(Saved entries)
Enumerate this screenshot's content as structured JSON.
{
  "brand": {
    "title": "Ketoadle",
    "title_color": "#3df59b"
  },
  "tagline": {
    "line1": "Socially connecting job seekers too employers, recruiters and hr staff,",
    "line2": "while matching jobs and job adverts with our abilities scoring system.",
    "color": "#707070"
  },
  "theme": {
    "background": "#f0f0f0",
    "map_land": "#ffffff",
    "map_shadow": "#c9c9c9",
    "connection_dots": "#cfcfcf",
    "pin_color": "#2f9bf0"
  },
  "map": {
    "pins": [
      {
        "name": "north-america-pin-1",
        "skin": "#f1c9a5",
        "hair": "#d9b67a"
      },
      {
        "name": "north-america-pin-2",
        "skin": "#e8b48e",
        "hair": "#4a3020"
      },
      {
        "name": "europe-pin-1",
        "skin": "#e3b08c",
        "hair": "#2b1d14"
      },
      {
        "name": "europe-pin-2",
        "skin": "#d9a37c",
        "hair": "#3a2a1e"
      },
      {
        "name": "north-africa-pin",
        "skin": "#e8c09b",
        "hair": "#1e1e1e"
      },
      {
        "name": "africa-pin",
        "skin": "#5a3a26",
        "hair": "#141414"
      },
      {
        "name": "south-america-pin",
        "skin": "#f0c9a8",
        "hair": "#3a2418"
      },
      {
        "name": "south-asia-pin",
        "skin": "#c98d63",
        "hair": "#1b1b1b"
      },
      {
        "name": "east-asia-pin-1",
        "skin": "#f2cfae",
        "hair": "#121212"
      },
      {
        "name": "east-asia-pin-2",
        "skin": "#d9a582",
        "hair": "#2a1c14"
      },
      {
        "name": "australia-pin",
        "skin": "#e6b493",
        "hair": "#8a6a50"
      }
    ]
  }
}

Given task
Copy out each line of the records where the string "south" appears.

Full solution
        "name": "south-america-pin",
        "name": "south-asia-pin",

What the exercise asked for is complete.